** START DATA FOR PROCESSING **
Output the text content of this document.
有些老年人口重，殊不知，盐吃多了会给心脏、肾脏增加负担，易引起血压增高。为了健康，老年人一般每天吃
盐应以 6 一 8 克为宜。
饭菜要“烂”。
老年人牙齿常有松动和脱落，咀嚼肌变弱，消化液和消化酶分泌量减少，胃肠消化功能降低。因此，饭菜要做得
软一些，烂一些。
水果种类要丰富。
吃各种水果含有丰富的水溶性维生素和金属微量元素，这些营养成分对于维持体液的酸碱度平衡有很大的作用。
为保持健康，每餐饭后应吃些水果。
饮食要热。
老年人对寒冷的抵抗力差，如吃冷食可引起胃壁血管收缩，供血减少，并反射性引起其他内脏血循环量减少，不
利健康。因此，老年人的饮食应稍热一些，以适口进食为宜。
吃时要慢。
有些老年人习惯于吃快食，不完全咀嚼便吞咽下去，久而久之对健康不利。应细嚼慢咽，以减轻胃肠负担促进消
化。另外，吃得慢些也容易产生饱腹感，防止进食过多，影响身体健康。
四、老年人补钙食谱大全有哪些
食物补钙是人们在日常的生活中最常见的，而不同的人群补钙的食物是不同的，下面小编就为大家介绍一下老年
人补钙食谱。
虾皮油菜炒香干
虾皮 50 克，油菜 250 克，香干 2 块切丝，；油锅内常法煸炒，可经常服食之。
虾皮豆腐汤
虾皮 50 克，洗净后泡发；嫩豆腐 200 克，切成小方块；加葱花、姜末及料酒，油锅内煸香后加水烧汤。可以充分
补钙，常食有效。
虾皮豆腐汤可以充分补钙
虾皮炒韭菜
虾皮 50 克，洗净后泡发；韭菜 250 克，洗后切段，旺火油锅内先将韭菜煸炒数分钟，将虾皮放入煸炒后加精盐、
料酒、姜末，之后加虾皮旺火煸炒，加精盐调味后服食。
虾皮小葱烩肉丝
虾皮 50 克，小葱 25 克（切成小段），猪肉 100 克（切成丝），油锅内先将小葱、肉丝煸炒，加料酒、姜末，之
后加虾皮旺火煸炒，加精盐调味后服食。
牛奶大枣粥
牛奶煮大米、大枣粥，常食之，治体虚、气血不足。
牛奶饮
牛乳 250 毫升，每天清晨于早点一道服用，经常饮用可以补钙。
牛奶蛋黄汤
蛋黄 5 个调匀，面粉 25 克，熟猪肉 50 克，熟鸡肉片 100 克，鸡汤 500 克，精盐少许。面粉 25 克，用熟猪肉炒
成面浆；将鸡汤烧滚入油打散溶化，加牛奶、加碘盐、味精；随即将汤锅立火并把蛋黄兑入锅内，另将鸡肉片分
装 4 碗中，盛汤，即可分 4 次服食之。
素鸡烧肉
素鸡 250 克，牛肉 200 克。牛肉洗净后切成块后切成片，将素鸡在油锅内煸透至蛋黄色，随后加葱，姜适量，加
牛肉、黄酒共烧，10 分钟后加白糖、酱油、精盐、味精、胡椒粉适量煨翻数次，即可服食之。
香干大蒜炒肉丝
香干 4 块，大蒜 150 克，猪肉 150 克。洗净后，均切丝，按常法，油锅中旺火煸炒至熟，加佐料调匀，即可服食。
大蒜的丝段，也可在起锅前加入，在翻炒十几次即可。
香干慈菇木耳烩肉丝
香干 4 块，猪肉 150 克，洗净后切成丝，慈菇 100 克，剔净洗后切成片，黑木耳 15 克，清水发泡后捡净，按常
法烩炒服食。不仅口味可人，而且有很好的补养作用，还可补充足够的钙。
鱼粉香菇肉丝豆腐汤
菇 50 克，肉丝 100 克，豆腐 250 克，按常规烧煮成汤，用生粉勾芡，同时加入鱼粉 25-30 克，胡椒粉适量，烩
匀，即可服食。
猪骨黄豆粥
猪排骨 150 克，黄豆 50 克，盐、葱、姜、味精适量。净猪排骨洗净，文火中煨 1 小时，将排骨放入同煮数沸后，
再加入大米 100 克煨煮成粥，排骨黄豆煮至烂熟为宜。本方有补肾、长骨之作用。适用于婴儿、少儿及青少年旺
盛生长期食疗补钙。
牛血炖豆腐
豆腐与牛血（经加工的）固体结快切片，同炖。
** END DATA FOR PROCESSING **
*SET EXERCISE*
Each entry is to be returned in full, character for character.

*WRITTEN REPLY*
Output the text content of this document.
有些老年人口重，殊不知，盐吃多了会给心脏、肾脏增加负担，易引起血压增高。为了健康，老年人一般每天吃
盐应以 6 一 8 克为宜。
饭菜要“烂”。
老年人牙齿常有松动和脱落，咀嚼肌变弱，消化液和消化酶分泌量减少，胃肠消化功能降低。因此，饭菜要做得
软一些，烂一些。
水果种类要丰富。
吃各种水果含有丰富的水溶性维生素和金属微量元素，这些营养成分对于维持体液的酸碱度平衡有很大的作用。
为保持健康，每餐饭后应吃些水果。
饮食要热。
老年人对寒冷的抵抗力差，如吃冷食可引起胃壁血管收缩，供血减少，并反射性引起其他内脏血循环量减少，不
利健康。因此，老年人的饮食应稍热一些，以适口进食为宜。
吃时要慢。
有些老年人习惯于吃快食，不完全咀嚼便吞咽下去，久而久之对健康不利。应细嚼慢咽，以减轻胃肠负担促进消
化。另外，吃得慢些也容易产生饱腹感，防止进食过多，影响身体健康。
四、老年人补钙食谱大全有哪些
食物补钙是人们在日常的生活中最常见的，而不同的人群补钙的食物是不同的，下面小编就为大家介绍一下老年
人补钙食谱。
虾皮油菜炒香干
虾皮 50 克，油菜 250 克，香干 2 块切丝，；油锅内常法煸炒，可经常服食之。
虾皮豆腐汤
虾皮 50 克，洗净后泡发；嫩豆腐 200 克，切成小方块；加葱花、姜末及料酒，油锅内煸香后加水烧汤。可以充分
补钙，常食有效。
虾皮豆腐汤可以充分补钙
虾皮炒韭菜
虾皮 50 克，洗净后泡发；韭菜 250 克，洗后切段，旺火油锅内先将韭菜煸炒数分钟，将虾皮放入煸炒后加精盐、
料酒、姜末，之后加虾皮旺火煸炒，加精盐调味后服食。
虾皮小葱烩肉丝
虾皮 50 克，小葱 25 克（切成小段），猪肉 100 克（切成丝），油锅内先将小葱、肉丝煸炒，加料酒、姜末，之
后加虾皮旺火煸炒，加精盐调味后服食。
牛奶大枣粥
牛奶煮大米、大枣粥，常食之，治体虚、气血不足。
牛奶饮
牛乳 250 毫升，每天清晨于早点一道服用，经常饮用可以补钙。
牛奶蛋黄汤
蛋黄 5 个调匀，面粉 25 克，熟猪肉 50 克，熟鸡肉片 100 克，鸡汤 500 克，精盐少许。面粉 25 克，用熟猪肉炒
成面浆；将鸡汤烧滚入油打散溶化，加牛奶、加碘盐、味精；随即将汤锅立火并把蛋黄兑入锅内，另将鸡肉片分
装 4 碗中，盛汤，即可分 4 次服食之。
素鸡烧肉
素鸡 250 克，牛肉 200 克。牛肉洗净后切成块后切成片，将素鸡在油锅内煸透至蛋黄色，随后加葱，姜适量，加
牛肉、黄酒共烧，10 分钟后加白糖、酱油、精盐、味精、胡椒粉适量煨翻数次，即可服食之。
香干大蒜炒肉丝
香干 4 块，大蒜 150 克，猪肉 150 克。洗净后，均切丝，按常法，油锅中旺火煸炒至熟，加佐料调匀，即可服食。
大蒜的丝段，也可在起锅前加入，在翻炒十几次即可。
香干慈菇木耳烩肉丝
香干 4 块，猪肉 150 克，洗净后切成丝，慈菇 100 克，剔净洗后切成片，黑木耳 15 克，清水发泡后捡净，按常
法烩炒服食。不仅口味可人，而且有很好的补养作用，还可补充足够的钙。
鱼粉香菇肉丝豆腐汤
菇 50 克，肉丝 100 克，豆腐 250 克，按常规烧煮成汤，用生粉勾芡，同时加入鱼粉 25-30 克，胡椒粉适量，烩
匀，即可服食。
猪骨黄豆粥
猪排骨 150 克，黄豆 50 克，盐、葱、姜、味精适量。净猪排骨洗净，文火中煨 1 小时，将排骨放入同煮数沸后，
再加入大米 100 克煨煮成粥，排骨黄豆煮至烂熟为宜。本方有补肾、长骨之作用。适用于婴儿、少儿及青少年旺
盛生长期食疗补钙。
牛血炖豆腐
豆腐与牛血（经加工的）固体结快切片，同炖。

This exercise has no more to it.